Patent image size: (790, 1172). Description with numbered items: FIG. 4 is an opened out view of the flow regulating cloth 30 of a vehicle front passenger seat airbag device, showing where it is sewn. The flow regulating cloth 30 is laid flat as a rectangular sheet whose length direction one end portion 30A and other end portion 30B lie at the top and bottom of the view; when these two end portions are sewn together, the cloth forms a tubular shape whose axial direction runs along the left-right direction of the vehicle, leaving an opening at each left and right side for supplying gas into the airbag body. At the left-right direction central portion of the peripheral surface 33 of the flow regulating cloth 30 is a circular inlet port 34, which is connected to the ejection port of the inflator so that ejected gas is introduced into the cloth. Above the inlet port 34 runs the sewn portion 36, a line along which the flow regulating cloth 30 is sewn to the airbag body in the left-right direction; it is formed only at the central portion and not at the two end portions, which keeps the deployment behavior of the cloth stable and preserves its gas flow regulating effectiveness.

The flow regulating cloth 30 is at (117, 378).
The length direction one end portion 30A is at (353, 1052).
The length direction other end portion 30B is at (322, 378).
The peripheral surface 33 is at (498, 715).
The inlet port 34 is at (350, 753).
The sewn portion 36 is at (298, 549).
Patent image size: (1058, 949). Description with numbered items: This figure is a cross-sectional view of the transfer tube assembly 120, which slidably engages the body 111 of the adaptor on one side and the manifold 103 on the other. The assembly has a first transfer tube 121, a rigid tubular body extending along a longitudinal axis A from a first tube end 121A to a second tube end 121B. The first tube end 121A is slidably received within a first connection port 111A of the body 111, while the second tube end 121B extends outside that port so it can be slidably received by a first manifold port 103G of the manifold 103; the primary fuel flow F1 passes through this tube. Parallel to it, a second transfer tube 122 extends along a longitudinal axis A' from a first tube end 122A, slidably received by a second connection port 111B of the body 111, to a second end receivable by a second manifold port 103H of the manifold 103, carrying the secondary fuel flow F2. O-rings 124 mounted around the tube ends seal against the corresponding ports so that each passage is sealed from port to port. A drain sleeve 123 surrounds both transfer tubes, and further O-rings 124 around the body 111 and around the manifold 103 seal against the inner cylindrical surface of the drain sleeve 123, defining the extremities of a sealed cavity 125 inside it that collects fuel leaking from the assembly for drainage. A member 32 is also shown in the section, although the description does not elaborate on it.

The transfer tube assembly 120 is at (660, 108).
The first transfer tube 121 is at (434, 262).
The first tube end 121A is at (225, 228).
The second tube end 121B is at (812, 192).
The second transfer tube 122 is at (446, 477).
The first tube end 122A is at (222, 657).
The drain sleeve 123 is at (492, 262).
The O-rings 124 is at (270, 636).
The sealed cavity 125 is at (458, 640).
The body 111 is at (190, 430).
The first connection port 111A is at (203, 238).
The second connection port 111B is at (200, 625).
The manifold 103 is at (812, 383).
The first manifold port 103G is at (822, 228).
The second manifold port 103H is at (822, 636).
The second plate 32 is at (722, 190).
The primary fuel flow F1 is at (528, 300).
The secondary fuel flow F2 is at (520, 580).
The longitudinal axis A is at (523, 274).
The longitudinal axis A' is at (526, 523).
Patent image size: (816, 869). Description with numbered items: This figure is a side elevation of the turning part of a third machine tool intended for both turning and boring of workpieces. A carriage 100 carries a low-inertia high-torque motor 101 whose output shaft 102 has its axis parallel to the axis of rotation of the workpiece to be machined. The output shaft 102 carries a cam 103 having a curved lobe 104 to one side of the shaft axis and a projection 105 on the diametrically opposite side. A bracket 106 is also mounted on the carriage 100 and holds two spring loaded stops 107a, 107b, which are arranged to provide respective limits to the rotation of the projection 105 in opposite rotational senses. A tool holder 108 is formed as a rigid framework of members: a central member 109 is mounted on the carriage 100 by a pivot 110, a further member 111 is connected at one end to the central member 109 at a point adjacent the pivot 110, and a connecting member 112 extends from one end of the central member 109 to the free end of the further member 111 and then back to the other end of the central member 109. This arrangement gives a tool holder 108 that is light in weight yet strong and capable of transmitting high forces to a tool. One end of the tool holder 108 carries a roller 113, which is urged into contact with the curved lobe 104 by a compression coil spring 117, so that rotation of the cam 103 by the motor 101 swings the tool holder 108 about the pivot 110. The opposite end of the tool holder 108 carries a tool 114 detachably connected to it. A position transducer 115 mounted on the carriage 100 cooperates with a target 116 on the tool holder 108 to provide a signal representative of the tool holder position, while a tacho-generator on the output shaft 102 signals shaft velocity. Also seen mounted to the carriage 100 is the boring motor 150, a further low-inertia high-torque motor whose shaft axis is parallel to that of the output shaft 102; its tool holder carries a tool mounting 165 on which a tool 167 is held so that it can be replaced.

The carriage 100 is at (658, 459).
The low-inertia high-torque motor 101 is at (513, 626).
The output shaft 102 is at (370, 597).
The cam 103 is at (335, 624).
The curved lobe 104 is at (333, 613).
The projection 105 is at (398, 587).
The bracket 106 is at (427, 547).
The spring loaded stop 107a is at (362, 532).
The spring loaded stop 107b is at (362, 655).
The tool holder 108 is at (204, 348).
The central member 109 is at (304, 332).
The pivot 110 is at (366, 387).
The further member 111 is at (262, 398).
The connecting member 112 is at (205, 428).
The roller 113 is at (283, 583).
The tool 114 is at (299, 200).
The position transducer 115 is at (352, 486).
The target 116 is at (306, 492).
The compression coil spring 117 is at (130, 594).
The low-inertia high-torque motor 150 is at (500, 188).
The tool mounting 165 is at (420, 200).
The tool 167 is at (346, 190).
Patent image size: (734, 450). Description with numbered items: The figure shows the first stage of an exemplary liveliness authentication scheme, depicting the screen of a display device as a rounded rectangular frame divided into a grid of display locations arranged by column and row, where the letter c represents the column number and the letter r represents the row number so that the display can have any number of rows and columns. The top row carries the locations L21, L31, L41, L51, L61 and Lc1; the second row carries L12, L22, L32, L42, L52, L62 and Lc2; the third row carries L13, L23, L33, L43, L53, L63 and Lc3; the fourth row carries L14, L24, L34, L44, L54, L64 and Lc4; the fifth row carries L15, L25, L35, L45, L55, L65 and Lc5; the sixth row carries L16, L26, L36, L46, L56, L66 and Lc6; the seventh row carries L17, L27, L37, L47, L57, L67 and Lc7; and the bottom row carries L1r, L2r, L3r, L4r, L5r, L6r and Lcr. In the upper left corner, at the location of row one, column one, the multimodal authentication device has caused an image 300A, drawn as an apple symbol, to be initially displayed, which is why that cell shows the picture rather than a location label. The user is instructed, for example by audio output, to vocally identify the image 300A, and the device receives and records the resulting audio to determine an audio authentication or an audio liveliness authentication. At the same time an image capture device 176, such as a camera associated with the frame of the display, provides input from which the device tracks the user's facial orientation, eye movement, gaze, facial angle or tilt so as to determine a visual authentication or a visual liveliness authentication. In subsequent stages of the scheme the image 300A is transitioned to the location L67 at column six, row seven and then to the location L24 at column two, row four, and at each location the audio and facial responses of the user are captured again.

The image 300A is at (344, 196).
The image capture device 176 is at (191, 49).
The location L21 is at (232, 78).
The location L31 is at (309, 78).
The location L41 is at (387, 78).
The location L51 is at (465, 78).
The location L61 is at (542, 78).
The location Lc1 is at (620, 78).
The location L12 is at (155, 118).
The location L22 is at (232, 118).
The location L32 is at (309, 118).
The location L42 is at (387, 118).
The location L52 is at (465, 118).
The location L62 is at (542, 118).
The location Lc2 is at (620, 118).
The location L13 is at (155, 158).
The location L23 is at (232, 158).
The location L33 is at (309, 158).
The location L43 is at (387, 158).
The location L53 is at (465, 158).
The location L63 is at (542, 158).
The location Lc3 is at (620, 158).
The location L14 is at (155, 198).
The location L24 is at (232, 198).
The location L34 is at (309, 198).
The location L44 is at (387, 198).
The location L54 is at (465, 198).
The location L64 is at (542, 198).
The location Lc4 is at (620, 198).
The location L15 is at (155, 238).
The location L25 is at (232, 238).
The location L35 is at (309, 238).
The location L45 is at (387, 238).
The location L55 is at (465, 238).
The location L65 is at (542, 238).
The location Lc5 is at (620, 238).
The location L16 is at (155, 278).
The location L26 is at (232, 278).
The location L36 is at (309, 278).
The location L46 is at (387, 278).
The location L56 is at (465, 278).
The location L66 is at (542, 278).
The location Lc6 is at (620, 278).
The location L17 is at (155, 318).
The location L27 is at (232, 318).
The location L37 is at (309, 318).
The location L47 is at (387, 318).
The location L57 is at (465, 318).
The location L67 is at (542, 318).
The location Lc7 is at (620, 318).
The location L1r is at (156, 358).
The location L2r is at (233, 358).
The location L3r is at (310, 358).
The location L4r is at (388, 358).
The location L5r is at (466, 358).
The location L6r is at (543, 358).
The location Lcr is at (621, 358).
_ _ _ _ _
◆ **What you are asked to do**:
Arrange the listing from its start through the line holding "The sewn portion 36 is at (298, 549).", inclusive, as a two-column CSV with the columns description and locations. Give one row for each description and its location lines, with each value in a single quoted field and line breaks replaced by spaces.

◆ **Answer below**:
description,locations
"Patent image size: (790, 1172). Description with numbered items: FIG. 4 is an opened out view of the flow regulating cloth 30 of a vehicle front passenger seat airbag device, showing where it is sewn. The flow regulating cloth 30 is laid flat as a rectangular sheet whose length direction one end portion 30A and other end portion 30B lie at the top and bottom of the view; when these two end portions are sewn together, the cloth forms a tubular shape whose axial direction runs along the left-right direction of the vehicle, leaving an opening at each left and right side for supplying gas into the airbag body. At the left-right direction central portion of the peripheral surface 33 of the flow regulating cloth 30 is a circular inlet port 34, which is connected to the ejection port of the inflator so that ejected gas is introduced into the cloth. Above the inlet port 34 runs the sewn portion 36, a line along which the flow regulating cloth 30 is sewn to the airbag body in the left-right direction; it is formed only at the central portion and not at the two end portions, which keeps the deployment behavior of the cloth stable and preserves its gas flow regulating effectiveness.","The flow regulating cloth 30 is at (117, 378). The length direction one end portion 30A is at (353, 1052). The length direction other end portion 30B is at (322, 378). The peripheral surface 33 is at (498, 715). The inlet port 34 is at (350, 753). The sewn portion 36 is at (298, 549)."